begin

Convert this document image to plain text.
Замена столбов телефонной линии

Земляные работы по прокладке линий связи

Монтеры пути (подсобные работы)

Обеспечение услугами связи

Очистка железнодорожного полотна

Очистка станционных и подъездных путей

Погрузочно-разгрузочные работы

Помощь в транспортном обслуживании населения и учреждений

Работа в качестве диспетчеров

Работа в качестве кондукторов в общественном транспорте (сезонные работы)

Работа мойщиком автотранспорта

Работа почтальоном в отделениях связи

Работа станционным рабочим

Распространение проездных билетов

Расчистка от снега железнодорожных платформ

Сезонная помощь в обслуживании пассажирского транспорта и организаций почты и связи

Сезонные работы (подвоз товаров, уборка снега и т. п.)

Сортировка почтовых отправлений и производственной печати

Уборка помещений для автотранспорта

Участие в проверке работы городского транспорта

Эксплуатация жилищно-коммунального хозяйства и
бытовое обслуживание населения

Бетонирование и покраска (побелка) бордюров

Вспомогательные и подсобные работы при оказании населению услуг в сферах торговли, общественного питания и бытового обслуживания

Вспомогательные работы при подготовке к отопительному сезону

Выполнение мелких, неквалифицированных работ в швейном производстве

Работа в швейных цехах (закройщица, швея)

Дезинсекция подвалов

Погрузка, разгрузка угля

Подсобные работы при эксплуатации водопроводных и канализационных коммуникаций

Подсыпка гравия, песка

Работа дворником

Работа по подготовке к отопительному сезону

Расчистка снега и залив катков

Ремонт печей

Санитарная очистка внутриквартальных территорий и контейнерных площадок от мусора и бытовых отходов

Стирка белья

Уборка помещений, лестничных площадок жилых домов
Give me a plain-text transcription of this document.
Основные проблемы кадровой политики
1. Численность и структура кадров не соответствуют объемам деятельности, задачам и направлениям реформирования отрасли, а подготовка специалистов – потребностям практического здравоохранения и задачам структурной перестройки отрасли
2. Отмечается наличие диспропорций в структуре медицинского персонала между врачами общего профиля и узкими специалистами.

end

» **EXERCISE INSTRUCTIONS**: Print the whole listing exactly as it is.

» **SOLUTION TO THIS TASK**:
Convert this document image to plain text.
Замена столбов телефонной линии

Земляные работы по прокладке линий связи

Монтеры пути (подсобные работы)

Обеспечение услугами связи

Очистка железнодорожного полотна

Очистка станционных и подъездных путей

Погрузочно-разгрузочные работы

Помощь в транспортном обслуживании населения и учреждений

Работа в качестве диспетчеров

Работа в качестве кондукторов в общественном транспорте (сезонные работы)

Работа мойщиком автотранспорта

Работа почтальоном в отделениях связи

Работа станционным рабочим

Распространение проездных билетов

Расчистка от снега железнодорожных платформ

Сезонная помощь в обслуживании пассажирского транспорта и организаций почты и связи

Сезонные работы (подвоз товаров, уборка снега и т. п.)

Сортировка почтовых отправлений и производственной печати

Уборка помещений для автотранспорта

Участие в проверке работы городского транспорта

Эксплуатация жилищно-коммунального хозяйства и
бытовое обслуживание населения

Бетонирование и покраска (побелка) бордюров

Вспомогательные и подсобные работы при оказании населению услуг в сферах торговли, общественного питания и бытового обслуживания

Вспомогательные работы при подготовке к отопительному сезону

Выполнение мелких, неквалифицированных работ в швейном производстве

Работа в швейных цехах (закройщица, швея)

Дезинсекция подвалов

Погрузка, разгрузка угля

Подсобные работы при эксплуатации водопроводных и канализационных коммуникаций

Подсыпка гравия, песка

Работа дворником

Работа по подготовке к отопительному сезону

Расчистка снега и залив катков

Ремонт печей

Санитарная очистка внутриквартальных территорий и контейнерных площадок от мусора и бытовых отходов

Стирка белья

Уборка помещений, лестничных площадок жилых домов
Give me a plain-text transcription of this document.
Основные проблемы кадровой политики
1. Численность и структура кадров не соответствуют объемам деятельности, задачам и направлениям реформирования отрасли, а подготовка специалистов – потребностям практического здравоохранения и задачам структурной перестройки отрасли
2. Отмечается наличие диспропорций в структуре медицинского персонала между врачами общего профиля и узкими специалистами.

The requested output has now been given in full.